**What you will do**
Quote the entries word for word. Omit the pictures.

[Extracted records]

## BEGIN

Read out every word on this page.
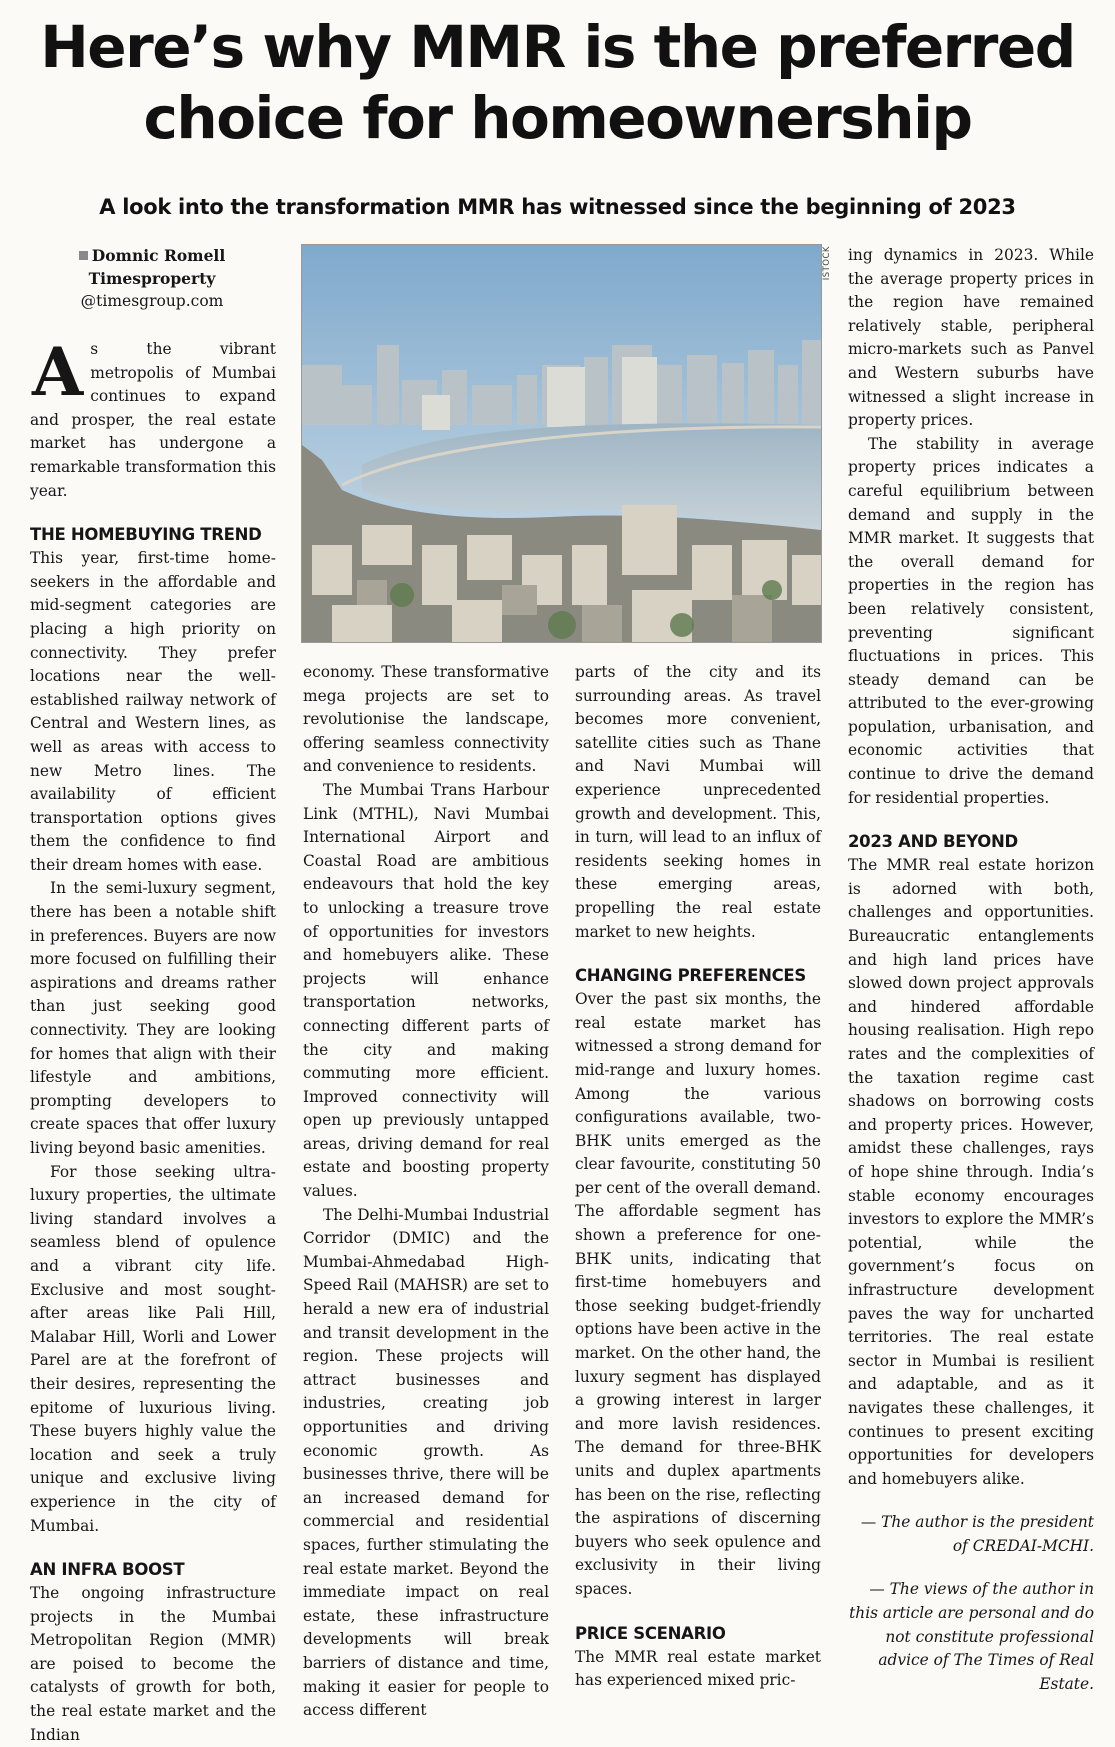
Here’s why MMR is the preferred
choice for homeownership
A look into the transformation MMR has witnessed since the beginning of 2023
Domnic Romell
Timesproperty
@timesgroup.com
ISTOCK

As the vibrant metropolis of Mumbai continues to expand and prosper, the real estate market has undergone a remarkable transformation this year.

THE HOMEBUYING TREND

This year, first-time home-seekers in the affordable and mid-segment categories are placing a high priority on connectivity. They prefer locations near the well-established railway network of Central and Western lines, as well as areas with access to new Metro lines. The availability of efficient transportation options gives them the confidence to find their dream homes with ease.

In the semi-luxury segment, there has been a notable shift in preferences. Buyers are now more focused on fulfilling their aspirations and dreams rather than just seeking good connectivity. They are looking for homes that align with their lifestyle and ambitions, prompting developers to create spaces that offer luxury living beyond basic amenities.

For those seeking ultra-luxury properties, the ultimate living standard involves a seamless blend of opulence and a vibrant city life. Exclusive and most sought-after areas like Pali Hill, Malabar Hill, Worli and Lower Parel are at the forefront of their desires, representing the epitome of luxurious living. These buyers highly value the location and seek a truly unique and exclusive living experience in the city of Mumbai.

AN INFRA BOOST

The ongoing infrastructure projects in the Mumbai Metropolitan Region (MMR) are poised to become the catalysts of growth for both, the real estate market and the Indian

economy. These transformative mega projects are set to revolutionise the landscape, offering seamless connectivity and convenience to residents.

The Mumbai Trans Harbour Link (MTHL), Navi Mumbai International Airport and Coastal Road are ambitious endeavours that hold the key to unlocking a treasure trove of opportunities for investors and homebuyers alike. These projects will enhance transportation networks, connecting different parts of the city and making commuting more efficient. Improved connectivity will open up previously untapped areas, driving demand for real estate and boosting property values.

The Delhi-Mumbai Industrial Corridor (DMIC) and the Mumbai-Ahmedabad High-Speed Rail (MAHSR) are set to herald a new era of industrial and transit development in the region. These projects will attract businesses and industries, creating job opportunities and driving economic growth. As businesses thrive, there will be an increased demand for commercial and residential spaces, further stimulating the real estate market. Beyond the immediate impact on real estate, these infrastructure developments will break barriers of distance and time, making it easier for people to access different

parts of the city and its surrounding areas. As travel becomes more convenient, satellite cities such as Thane and Navi Mumbai will experience unprecedented growth and development. This, in turn, will lead to an influx of residents seeking homes in these emerging areas, propelling the real estate market to new heights.

CHANGING PREFERENCES

Over the past six months, the real estate market has witnessed a strong demand for mid-range and luxury homes. Among the various configurations available, two-BHK units emerged as the clear favourite, constituting 50 per cent of the overall demand. The affordable segment has shown a preference for one-BHK units, indicating that first-time homebuyers and those seeking budget-friendly options have been active in the market. On the other hand, the luxury segment has displayed a growing interest in larger and more lavish residences. The demand for three-BHK units and duplex apartments has been on the rise, reflecting the aspirations of discerning buyers who seek opulence and exclusivity in their living spaces.

PRICE SCENARIO

The MMR real estate market has experienced mixed pric-

ing dynamics in 2023. While the average property prices in the region have remained relatively stable, peripheral micro-markets such as Panvel and Western suburbs have witnessed a slight increase in property prices.

The stability in average property prices indicates a careful equilibrium between demand and supply in the MMR market. It suggests that the overall demand for properties in the region has been relatively consistent, preventing significant fluctuations in prices. This steady demand can be attributed to the ever-growing population, urbanisation, and economic activities that continue to drive the demand for residential properties.

2023 AND BEYOND

The MMR real estate horizon is adorned with both, challenges and opportunities. Bureaucratic entanglements and high land prices have slowed down project approvals and hindered affordable housing realisation. High repo rates and the complexities of the taxation regime cast shadows on borrowing costs and property prices. However, amidst these challenges, rays of hope shine through. India’s stable economy encourages investors to explore the MMR’s potential, while the government’s focus on infrastructure development paves the way for uncharted territories. The real estate sector in Mumbai is resilient and adaptable, and as it navigates these challenges, it continues to present exciting opportunities for developers and homebuyers alike.

— The author is the president of CREDAI-MCHI.

— The views of the author in this article are personal and do not constitute professional advice of The Times of Real Estate.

## END

**Problem solution**
Read out every word on this page.
Here’s why MMR is the preferred
choice for homeownership
A look into the transformation MMR has witnessed since the beginning of 2023
Domnic Romell
Timesproperty
@timesgroup.com
ISTOCK

As the vibrant metropolis of Mumbai continues to expand and prosper, the real estate market has undergone a remarkable transformation this year.

THE HOMEBUYING TREND

This year, first-time home-seekers in the affordable and mid-segment categories are placing a high priority on connectivity. They prefer locations near the well-established railway network of Central and Western lines, as well as areas with access to new Metro lines. The availability of efficient transportation options gives them the confidence to find their dream homes with ease.

In the semi-luxury segment, there has been a notable shift in preferences. Buyers are now more focused on fulfilling their aspirations and dreams rather than just seeking good connectivity. They are looking for homes that align with their lifestyle and ambitions, prompting developers to create spaces that offer luxury living beyond basic amenities.

For those seeking ultra-luxury properties, the ultimate living standard involves a seamless blend of opulence and a vibrant city life. Exclusive and most sought-after areas like Pali Hill, Malabar Hill, Worli and Lower Parel are at the forefront of their desires, representing the epitome of luxurious living. These buyers highly value the location and seek a truly unique and exclusive living experience in the city of Mumbai.

AN INFRA BOOST

The ongoing infrastructure projects in the Mumbai Metropolitan Region (MMR) are poised to become the catalysts of growth for both, the real estate market and the Indian

economy. These transformative mega projects are set to revolutionise the landscape, offering seamless connectivity and convenience to residents.

The Mumbai Trans Harbour Link (MTHL), Navi Mumbai International Airport and Coastal Road are ambitious endeavours that hold the key to unlocking a treasure trove of opportunities for investors and homebuyers alike. These projects will enhance transportation networks, connecting different parts of the city and making commuting more efficient. Improved connectivity will open up previously untapped areas, driving demand for real estate and boosting property values.

The Delhi-Mumbai Industrial Corridor (DMIC) and the Mumbai-Ahmedabad High-Speed Rail (MAHSR) are set to herald a new era of industrial and transit development in the region. These projects will attract businesses and industries, creating job opportunities and driving economic growth. As businesses thrive, there will be an increased demand for commercial and residential spaces, further stimulating the real estate market. Beyond the immediate impact on real estate, these infrastructure developments will break barriers of distance and time, making it easier for people to access different

parts of the city and its surrounding areas. As travel becomes more convenient, satellite cities such as Thane and Navi Mumbai will experience unprecedented growth and development. This, in turn, will lead to an influx of residents seeking homes in these emerging areas, propelling the real estate market to new heights.

CHANGING PREFERENCES

Over the past six months, the real estate market has witnessed a strong demand for mid-range and luxury homes. Among the various configurations available, two-BHK units emerged as the clear favourite, constituting 50 per cent of the overall demand. The affordable segment has shown a preference for one-BHK units, indicating that first-time homebuyers and those seeking budget-friendly options have been active in the market. On the other hand, the luxury segment has displayed a growing interest in larger and more lavish residences. The demand for three-BHK units and duplex apartments has been on the rise, reflecting the aspirations of discerning buyers who seek opulence and exclusivity in their living spaces.

PRICE SCENARIO

The MMR real estate market has experienced mixed pric-

ing dynamics in 2023. While the average property prices in the region have remained relatively stable, peripheral micro-markets such as Panvel and Western suburbs have witnessed a slight increase in property prices.

The stability in average property prices indicates a careful equilibrium between demand and supply in the MMR market. It suggests that the overall demand for properties in the region has been relatively consistent, preventing significant fluctuations in prices. This steady demand can be attributed to the ever-growing population, urbanisation, and economic activities that continue to drive the demand for residential properties.

2023 AND BEYOND

The MMR real estate horizon is adorned with both, challenges and opportunities. Bureaucratic entanglements and high land prices have slowed down project approvals and hindered affordable housing realisation. High repo rates and the complexities of the taxation regime cast shadows on borrowing costs and property prices. However, amidst these challenges, rays of hope shine through. India’s stable economy encourages investors to explore the MMR’s potential, while the government’s focus on infrastructure development paves the way for uncharted territories. The real estate sector in Mumbai is resilient and adaptable, and as it navigates these challenges, it continues to present exciting opportunities for developers and homebuyers alike.

— The author is the president of CREDAI-MCHI.

— The views of the author in this article are personal and do not constitute professional advice of The Times of Real Estate.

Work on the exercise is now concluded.